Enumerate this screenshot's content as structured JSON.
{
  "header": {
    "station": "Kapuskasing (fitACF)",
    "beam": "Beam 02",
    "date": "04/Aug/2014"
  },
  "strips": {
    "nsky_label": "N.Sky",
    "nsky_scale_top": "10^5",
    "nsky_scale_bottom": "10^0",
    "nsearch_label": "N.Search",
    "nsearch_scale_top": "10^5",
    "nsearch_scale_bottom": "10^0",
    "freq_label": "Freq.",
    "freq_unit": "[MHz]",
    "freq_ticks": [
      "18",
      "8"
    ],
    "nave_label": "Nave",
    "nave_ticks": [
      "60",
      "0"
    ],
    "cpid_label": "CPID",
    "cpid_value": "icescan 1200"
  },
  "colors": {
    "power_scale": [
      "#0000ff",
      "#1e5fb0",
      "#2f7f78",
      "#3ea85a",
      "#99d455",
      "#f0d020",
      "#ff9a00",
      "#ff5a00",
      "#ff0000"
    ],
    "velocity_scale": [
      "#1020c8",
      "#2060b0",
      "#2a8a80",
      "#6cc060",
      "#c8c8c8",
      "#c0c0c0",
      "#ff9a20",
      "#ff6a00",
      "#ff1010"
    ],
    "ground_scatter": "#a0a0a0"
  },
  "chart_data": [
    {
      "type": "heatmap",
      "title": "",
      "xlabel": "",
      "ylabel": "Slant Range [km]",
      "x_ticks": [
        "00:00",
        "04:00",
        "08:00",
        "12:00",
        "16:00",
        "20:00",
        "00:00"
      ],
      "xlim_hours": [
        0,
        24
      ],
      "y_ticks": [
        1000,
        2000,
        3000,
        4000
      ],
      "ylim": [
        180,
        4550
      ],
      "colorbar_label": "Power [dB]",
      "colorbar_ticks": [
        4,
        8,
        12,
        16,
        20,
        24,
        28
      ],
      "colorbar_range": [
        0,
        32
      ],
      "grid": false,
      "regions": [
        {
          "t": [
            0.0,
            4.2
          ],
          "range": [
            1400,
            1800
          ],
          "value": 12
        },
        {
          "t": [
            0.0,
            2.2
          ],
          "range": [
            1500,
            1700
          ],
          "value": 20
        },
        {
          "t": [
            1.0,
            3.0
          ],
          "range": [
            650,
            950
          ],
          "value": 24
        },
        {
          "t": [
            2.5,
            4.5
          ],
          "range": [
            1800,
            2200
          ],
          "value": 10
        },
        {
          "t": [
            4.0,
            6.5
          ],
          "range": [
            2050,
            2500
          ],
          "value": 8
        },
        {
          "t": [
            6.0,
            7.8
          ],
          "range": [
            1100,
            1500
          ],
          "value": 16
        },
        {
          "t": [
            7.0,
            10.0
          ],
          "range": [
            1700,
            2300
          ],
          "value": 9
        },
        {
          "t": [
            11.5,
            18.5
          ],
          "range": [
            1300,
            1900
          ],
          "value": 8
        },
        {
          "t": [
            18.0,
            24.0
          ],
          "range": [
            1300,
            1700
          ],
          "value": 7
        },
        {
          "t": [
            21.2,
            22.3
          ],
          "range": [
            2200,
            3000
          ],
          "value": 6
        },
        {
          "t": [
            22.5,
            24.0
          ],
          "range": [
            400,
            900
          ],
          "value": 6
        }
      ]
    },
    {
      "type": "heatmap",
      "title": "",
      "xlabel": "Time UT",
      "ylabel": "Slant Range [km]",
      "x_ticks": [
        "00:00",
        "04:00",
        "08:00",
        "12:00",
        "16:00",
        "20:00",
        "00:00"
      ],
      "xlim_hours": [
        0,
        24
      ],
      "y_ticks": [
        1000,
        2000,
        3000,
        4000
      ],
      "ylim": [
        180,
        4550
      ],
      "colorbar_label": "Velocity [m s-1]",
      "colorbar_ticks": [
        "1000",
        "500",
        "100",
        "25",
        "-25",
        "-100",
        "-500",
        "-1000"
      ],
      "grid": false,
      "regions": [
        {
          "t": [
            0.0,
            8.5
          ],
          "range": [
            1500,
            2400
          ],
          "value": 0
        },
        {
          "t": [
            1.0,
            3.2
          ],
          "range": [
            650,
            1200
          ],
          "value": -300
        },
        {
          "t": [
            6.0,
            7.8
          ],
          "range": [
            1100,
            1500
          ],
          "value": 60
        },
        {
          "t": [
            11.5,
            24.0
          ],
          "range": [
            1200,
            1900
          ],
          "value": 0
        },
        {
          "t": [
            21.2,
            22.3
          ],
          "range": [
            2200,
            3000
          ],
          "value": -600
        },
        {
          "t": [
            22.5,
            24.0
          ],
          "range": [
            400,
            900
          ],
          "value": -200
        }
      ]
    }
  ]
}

**TO BE DONE**:
Please repeat the material above, word for word and in full.

**RESPONSE**:
Enumerate this screenshot's content as structured JSON.
{
  "header": {
    "station": "Kapuskasing (fitACF)",
    "beam": "Beam 02",
    "date": "04/Aug/2014"
  },
  "strips": {
    "nsky_label": "N.Sky",
    "nsky_scale_top": "10^5",
    "nsky_scale_bottom": "10^0",
    "nsearch_label": "N.Search",
    "nsearch_scale_top": "10^5",
    "nsearch_scale_bottom": "10^0",
    "freq_label": "Freq.",
    "freq_unit": "[MHz]",
    "freq_ticks": [
      "18",
      "8"
    ],
    "nave_label": "Nave",
    "nave_ticks": [
      "60",
      "0"
    ],
    "cpid_label": "CPID",
    "cpid_value": "icescan 1200"
  },
  "colors": {
    "power_scale": [
      "#0000ff",
      "#1e5fb0",
      "#2f7f78",
      "#3ea85a",
      "#99d455",
      "#f0d020",
      "#ff9a00",
      "#ff5a00",
      "#ff0000"
    ],
    "velocity_scale": [
      "#1020c8",
      "#2060b0",
      "#2a8a80",
      "#6cc060",
      "#c8c8c8",
      "#c0c0c0",
      "#ff9a20",
      "#ff6a00",
      "#ff1010"
    ],
    "ground_scatter": "#a0a0a0"
  },
  "chart_data": [
    {
      "type": "heatmap",
      "title": "",
      "xlabel": "",
      "ylabel": "Slant Range [km]",
      "x_ticks": [
        "00:00",
        "04:00",
        "08:00",
        "12:00",
        "16:00",
        "20:00",
        "00:00"
      ],
      "xlim_hours": [
        0,
        24
      ],
      "y_ticks": [
        1000,
        2000,
        3000,
        4000
      ],
      "ylim": [
        180,
        4550
      ],
      "colorbar_label": "Power [dB]",
      "colorbar_ticks": [
        4,
        8,
        12,
        16,
        20,
        24,
        28
      ],
      "colorbar_range": [
        0,
        32
      ],
      "grid": false,
      "regions": [
        {
          "t": [
            0.0,
            4.2
          ],
          "range": [
            1400,
            1800
          ],
          "value": 12
        },
        {
          "t": [
            0.0,
            2.2
          ],
          "range": [
            1500,
            1700
          ],
          "value": 20
        },
        {
          "t": [
            1.0,
            3.0
          ],
          "range": [
            650,
            950
          ],
          "value": 24
        },
        {
          "t": [
            2.5,
            4.5
          ],
          "range": [
            1800,
            2200
          ],
          "value": 10
        },
        {
          "t": [
            4.0,
            6.5
          ],
          "range": [
            2050,
            2500
          ],
          "value": 8
        },
        {
          "t": [
            6.0,
            7.8
          ],
          "range": [
            1100,
            1500
          ],
          "value": 16
        },
        {
          "t": [
            7.0,
            10.0
          ],
          "range": [
            1700,
            2300
          ],
          "value": 9
        },
        {
          "t": [
            11.5,
            18.5
          ],
          "range": [
            1300,
            1900
          ],
          "value": 8
        },
        {
          "t": [
            18.0,
            24.0
          ],
          "range": [
            1300,
            1700
          ],
          "value": 7
        },
        {
          "t": [
            21.2,
            22.3
          ],
          "range": [
            2200,
            3000
          ],
          "value": 6
        },
        {
          "t": [
            22.5,
            24.0
          ],
          "range": [
            400,
            900
          ],
          "value": 6
        }
      ]
    },
    {
      "type": "heatmap",
      "title": "",
      "xlabel": "Time UT",
      "ylabel": "Slant Range [km]",
      "x_ticks": [
        "00:00",
        "04:00",
        "08:00",
        "12:00",
        "16:00",
        "20:00",
        "00:00"
      ],
      "xlim_hours": [
        0,
        24
      ],
      "y_ticks": [
        1000,
        2000,
        3000,
        4000
      ],
      "ylim": [
        180,
        4550
      ],
      "colorbar_label": "Velocity [m s-1]",
      "colorbar_ticks": [
        "1000",
        "500",
        "100",
        "25",
        "-25",
        "-100",
        "-500",
        "-1000"
      ],
      "grid": false,
      "regions": [
        {
          "t": [
            0.0,
            8.5
          ],
          "range": [
            1500,
            2400
          ],
          "value": 0
        },
        {
          "t": [
            1.0,
            3.2
          ],
          "range": [
            650,
            1200
          ],
          "value": -300
        },
        {
          "t": [
            6.0,
            7.8
          ],
          "range": [
            1100,
            1500
          ],
          "value": 60
        },
        {
          "t": [
            11.5,
            24.0
          ],
          "range": [
            1200,
            1900
          ],
          "value": 0
        },
        {
          "t": [
            21.2,
            22.3
          ],
          "range": [
            2200,
            3000
          ],
          "value": -600
        },
        {
          "t": [
            22.5,
            24.0
          ],
          "range": [
            400,
            900
          ],
          "value": -200
        }
      ]
    }
  ]
}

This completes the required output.